### RECORDS PROVIDED
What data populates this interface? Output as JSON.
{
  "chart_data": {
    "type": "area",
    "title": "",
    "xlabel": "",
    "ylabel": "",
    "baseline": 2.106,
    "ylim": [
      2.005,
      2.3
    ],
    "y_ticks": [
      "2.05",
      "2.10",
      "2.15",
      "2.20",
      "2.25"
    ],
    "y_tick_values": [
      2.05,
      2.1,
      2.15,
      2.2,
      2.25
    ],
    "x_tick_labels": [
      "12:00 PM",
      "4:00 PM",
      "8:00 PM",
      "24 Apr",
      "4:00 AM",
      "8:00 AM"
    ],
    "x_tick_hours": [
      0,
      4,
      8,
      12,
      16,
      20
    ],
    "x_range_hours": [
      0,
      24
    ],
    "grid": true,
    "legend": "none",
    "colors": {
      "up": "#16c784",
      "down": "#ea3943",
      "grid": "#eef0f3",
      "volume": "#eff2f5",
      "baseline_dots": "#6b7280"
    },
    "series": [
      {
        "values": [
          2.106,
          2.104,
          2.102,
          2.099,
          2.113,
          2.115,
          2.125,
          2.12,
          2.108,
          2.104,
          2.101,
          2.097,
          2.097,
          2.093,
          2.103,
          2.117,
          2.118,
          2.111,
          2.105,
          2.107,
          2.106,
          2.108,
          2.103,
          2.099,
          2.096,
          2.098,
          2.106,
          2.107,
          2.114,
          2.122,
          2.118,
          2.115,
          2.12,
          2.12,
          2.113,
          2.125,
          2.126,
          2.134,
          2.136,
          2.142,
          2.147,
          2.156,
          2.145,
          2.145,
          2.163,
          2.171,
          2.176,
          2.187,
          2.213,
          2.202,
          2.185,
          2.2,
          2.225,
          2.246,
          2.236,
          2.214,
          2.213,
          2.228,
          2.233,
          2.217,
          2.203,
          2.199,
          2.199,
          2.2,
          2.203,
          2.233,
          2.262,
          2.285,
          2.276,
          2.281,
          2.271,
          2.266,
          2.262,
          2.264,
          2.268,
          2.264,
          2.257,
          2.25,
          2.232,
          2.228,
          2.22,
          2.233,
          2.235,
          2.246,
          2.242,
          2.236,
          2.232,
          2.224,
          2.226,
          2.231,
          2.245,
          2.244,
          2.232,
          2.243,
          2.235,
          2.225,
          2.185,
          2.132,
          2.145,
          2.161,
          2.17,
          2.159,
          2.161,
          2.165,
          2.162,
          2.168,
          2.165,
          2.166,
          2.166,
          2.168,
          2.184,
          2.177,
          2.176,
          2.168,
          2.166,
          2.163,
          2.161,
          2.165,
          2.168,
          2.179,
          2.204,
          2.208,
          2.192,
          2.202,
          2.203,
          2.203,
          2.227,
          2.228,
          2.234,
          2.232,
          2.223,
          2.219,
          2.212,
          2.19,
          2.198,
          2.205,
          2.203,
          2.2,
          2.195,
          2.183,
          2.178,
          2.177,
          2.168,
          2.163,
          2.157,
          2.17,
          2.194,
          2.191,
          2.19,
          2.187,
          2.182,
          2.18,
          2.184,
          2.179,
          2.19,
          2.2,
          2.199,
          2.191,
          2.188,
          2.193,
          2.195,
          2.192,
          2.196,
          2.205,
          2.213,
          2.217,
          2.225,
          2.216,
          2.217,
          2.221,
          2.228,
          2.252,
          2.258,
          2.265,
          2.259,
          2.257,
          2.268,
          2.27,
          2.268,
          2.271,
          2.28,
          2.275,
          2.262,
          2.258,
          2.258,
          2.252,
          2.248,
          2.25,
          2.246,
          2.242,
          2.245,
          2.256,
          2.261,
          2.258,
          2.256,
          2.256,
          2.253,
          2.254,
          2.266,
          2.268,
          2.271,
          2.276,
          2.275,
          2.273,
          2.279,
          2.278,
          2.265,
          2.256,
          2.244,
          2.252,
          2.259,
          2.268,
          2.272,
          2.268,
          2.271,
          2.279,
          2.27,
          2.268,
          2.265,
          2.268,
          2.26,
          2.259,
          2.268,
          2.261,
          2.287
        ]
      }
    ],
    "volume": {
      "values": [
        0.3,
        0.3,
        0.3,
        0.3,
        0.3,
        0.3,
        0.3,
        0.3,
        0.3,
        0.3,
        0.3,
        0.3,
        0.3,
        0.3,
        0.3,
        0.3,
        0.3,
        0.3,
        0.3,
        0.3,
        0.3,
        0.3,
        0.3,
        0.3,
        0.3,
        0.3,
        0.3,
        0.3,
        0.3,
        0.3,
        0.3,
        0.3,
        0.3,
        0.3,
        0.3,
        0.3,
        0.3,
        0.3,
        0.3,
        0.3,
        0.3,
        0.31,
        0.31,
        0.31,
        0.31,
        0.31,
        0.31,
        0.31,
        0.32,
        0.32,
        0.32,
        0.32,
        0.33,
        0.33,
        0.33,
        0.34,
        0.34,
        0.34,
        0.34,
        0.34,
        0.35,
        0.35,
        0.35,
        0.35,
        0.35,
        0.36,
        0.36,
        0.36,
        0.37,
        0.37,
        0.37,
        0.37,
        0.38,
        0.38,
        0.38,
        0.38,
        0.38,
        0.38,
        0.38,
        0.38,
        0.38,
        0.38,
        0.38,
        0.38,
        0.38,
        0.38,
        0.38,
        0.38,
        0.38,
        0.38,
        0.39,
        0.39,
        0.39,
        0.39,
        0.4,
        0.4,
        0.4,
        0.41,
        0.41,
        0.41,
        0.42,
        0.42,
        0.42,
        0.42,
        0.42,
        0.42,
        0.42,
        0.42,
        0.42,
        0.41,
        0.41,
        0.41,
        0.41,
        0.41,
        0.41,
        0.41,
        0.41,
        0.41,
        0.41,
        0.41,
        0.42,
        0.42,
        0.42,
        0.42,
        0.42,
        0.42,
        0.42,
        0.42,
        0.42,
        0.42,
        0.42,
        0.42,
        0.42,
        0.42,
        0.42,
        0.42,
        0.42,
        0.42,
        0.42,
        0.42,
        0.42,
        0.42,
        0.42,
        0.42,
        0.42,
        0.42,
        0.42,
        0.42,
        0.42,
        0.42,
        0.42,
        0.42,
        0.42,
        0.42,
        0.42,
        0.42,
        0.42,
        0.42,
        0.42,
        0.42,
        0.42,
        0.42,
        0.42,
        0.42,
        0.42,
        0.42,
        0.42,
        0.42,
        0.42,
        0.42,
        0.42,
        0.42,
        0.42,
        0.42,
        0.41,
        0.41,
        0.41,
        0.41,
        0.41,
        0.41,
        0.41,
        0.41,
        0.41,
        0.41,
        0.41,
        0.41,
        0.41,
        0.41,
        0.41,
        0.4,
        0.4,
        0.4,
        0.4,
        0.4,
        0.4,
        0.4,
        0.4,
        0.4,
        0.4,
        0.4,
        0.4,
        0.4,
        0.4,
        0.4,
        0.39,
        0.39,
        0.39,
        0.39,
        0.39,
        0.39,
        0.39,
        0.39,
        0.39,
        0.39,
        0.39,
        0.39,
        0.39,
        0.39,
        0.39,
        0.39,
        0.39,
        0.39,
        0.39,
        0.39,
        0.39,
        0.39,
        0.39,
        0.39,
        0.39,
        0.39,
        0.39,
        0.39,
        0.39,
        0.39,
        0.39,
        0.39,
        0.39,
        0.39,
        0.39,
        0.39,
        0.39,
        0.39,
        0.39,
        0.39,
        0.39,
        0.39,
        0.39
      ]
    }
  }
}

### EXERCISE PROMPT
Extract every line above exactly as it stands.

### OUTPUT OF THE TASK
What data populates this interface? Output as JSON.
{
  "chart_data": {
    "type": "area",
    "title": "",
    "xlabel": "",
    "ylabel": "",
    "baseline": 2.106,
    "ylim": [
      2.005,
      2.3
    ],
    "y_ticks": [
      "2.05",
      "2.10",
      "2.15",
      "2.20",
      "2.25"
    ],
    "y_tick_values": [
      2.05,
      2.1,
      2.15,
      2.2,
      2.25
    ],
    "x_tick_labels": [
      "12:00 PM",
      "4:00 PM",
      "8:00 PM",
      "24 Apr",
      "4:00 AM",
      "8:00 AM"
    ],
    "x_tick_hours": [
      0,
      4,
      8,
      12,
      16,
      20
    ],
    "x_range_hours": [
      0,
      24
    ],
    "grid": true,
    "legend": "none",
    "colors": {
      "up": "#16c784",
      "down": "#ea3943",
      "grid": "#eef0f3",
      "volume": "#eff2f5",
      "baseline_dots": "#6b7280"
    },
    "series": [
      {
        "values": [
          2.106,
          2.104,
          2.102,
          2.099,
          2.113,
          2.115,
          2.125,
          2.12,
          2.108,
          2.104,
          2.101,
          2.097,
          2.097,
          2.093,
          2.103,
          2.117,
          2.118,
          2.111,
          2.105,
          2.107,
          2.106,
          2.108,
          2.103,
          2.099,
          2.096,
          2.098,
          2.106,
          2.107,
          2.114,
          2.122,
          2.118,
          2.115,
          2.12,
          2.12,
          2.113,
          2.125,
          2.126,
          2.134,
          2.136,
          2.142,
          2.147,
          2.156,
          2.145,
          2.145,
          2.163,
          2.171,
          2.176,
          2.187,
          2.213,
          2.202,
          2.185,
          2.2,
          2.225,
          2.246,
          2.236,
          2.214,
          2.213,
          2.228,
          2.233,
          2.217,
          2.203,
          2.199,
          2.199,
          2.2,
          2.203,
          2.233,
          2.262,
          2.285,
          2.276,
          2.281,
          2.271,
          2.266,
          2.262,
          2.264,
          2.268,
          2.264,
          2.257,
          2.25,
          2.232,
          2.228,
          2.22,
          2.233,
          2.235,
          2.246,
          2.242,
          2.236,
          2.232,
          2.224,
          2.226,
          2.231,
          2.245,
          2.244,
          2.232,
          2.243,
          2.235,
          2.225,
          2.185,
          2.132,
          2.145,
          2.161,
          2.17,
          2.159,
          2.161,
          2.165,
          2.162,
          2.168,
          2.165,
          2.166,
          2.166,
          2.168,
          2.184,
          2.177,
          2.176,
          2.168,
          2.166,
          2.163,
          2.161,
          2.165,
          2.168,
          2.179,
          2.204,
          2.208,
          2.192,
          2.202,
          2.203,
          2.203,
          2.227,
          2.228,
          2.234,
          2.232,
          2.223,
          2.219,
          2.212,
          2.19,
          2.198,
          2.205,
          2.203,
          2.2,
          2.195,
          2.183,
          2.178,
          2.177,
          2.168,
          2.163,
          2.157,
          2.17,
          2.194,
          2.191,
          2.19,
          2.187,
          2.182,
          2.18,
          2.184,
          2.179,
          2.19,
          2.2,
          2.199,
          2.191,
          2.188,
          2.193,
          2.195,
          2.192,
          2.196,
          2.205,
          2.213,
          2.217,
          2.225,
          2.216,
          2.217,
          2.221,
          2.228,
          2.252,
          2.258,
          2.265,
          2.259,
          2.257,
          2.268,
          2.27,
          2.268,
          2.271,
          2.28,
          2.275,
          2.262,
          2.258,
          2.258,
          2.252,
          2.248,
          2.25,
          2.246,
          2.242,
          2.245,
          2.256,
          2.261,
          2.258,
          2.256,
          2.256,
          2.253,
          2.254,
          2.266,
          2.268,
          2.271,
          2.276,
          2.275,
          2.273,
          2.279,
          2.278,
          2.265,
          2.256,
          2.244,
          2.252,
          2.259,
          2.268,
          2.272,
          2.268,
          2.271,
          2.279,
          2.27,
          2.268,
          2.265,
          2.268,
          2.26,
          2.259,
          2.268,
          2.261,
          2.287
        ]
      }
    ],
    "volume": {
      "values": [
        0.3,
        0.3,
        0.3,
        0.3,
        0.3,
        0.3,
        0.3,
        0.3,
        0.3,
        0.3,
        0.3,
        0.3,
        0.3,
        0.3,
        0.3,
        0.3,
        0.3,
        0.3,
        0.3,
        0.3,
        0.3,
        0.3,
        0.3,
        0.3,
        0.3,
        0.3,
        0.3,
        0.3,
        0.3,
        0.3,
        0.3,
        0.3,
        0.3,
        0.3,
        0.3,
        0.3,
        0.3,
        0.3,
        0.3,
        0.3,
        0.3,
        0.31,
        0.31,
        0.31,
        0.31,
        0.31,
        0.31,
        0.31,
        0.32,
        0.32,
        0.32,
        0.32,
        0.33,
        0.33,
        0.33,
        0.34,
        0.34,
        0.34,
        0.34,
        0.34,
        0.35,
        0.35,
        0.35,
        0.35,
        0.35,
        0.36,
        0.36,
        0.36,
        0.37,
        0.37,
        0.37,
        0.37,
        0.38,
        0.38,
        0.38,
        0.38,
        0.38,
        0.38,
        0.38,
        0.38,
        0.38,
        0.38,
        0.38,
        0.38,
        0.38,
        0.38,
        0.38,
        0.38,
        0.38,
        0.38,
        0.39,
        0.39,
        0.39,
        0.39,
        0.4,
        0.4,
        0.4,
        0.41,
        0.41,
        0.41,
        0.42,
        0.42,
        0.42,
        0.42,
        0.42,
        0.42,
        0.42,
        0.42,
        0.42,
        0.41,
        0.41,
        0.41,
        0.41,
        0.41,
        0.41,
        0.41,
        0.41,
        0.41,
        0.41,
        0.41,
        0.42,
        0.42,
        0.42,
        0.42,
        0.42,
        0.42,
        0.42,
        0.42,
        0.42,
        0.42,
        0.42,
        0.42,
        0.42,
        0.42,
        0.42,
        0.42,
        0.42,
        0.42,
        0.42,
        0.42,
        0.42,
        0.42,
        0.42,
        0.42,
        0.42,
        0.42,
        0.42,
        0.42,
        0.42,
        0.42,
        0.42,
        0.42,
        0.42,
        0.42,
        0.42,
        0.42,
        0.42,
        0.42,
        0.42,
        0.42,
        0.42,
        0.42,
        0.42,
        0.42,
        0.42,
        0.42,
        0.42,
        0.42,
        0.42,
        0.42,
        0.42,
        0.42,
        0.42,
        0.42,
        0.41,
        0.41,
        0.41,
        0.41,
        0.41,
        0.41,
        0.41,
        0.41,
        0.41,
        0.41,
        0.41,
        0.41,
        0.41,
        0.41,
        0.41,
        0.4,
        0.4,
        0.4,
        0.4,
        0.4,
        0.4,
        0.4,
        0.4,
        0.4,
        0.4,
        0.4,
        0.4,
        0.4,
        0.4,
        0.4,
        0.39,
        0.39,
        0.39,
        0.39,
        0.39,
        0.39,
        0.39,
        0.39,
        0.39,
        0.39,
        0.39,
        0.39,
        0.39,
        0.39,
        0.39,
        0.39,
        0.39,
        0.39,
        0.39,
        0.39,
        0.39,
        0.39,
        0.39,
        0.39,
        0.39,
        0.39,
        0.39,
        0.39,
        0.39,
        0.39,
        0.39,
        0.39,
        0.39,
        0.39,
        0.39,
        0.39,
        0.39,
        0.39,
        0.39,
        0.39,
        0.39,
        0.39,
        0.39
      ]
    }
  }
}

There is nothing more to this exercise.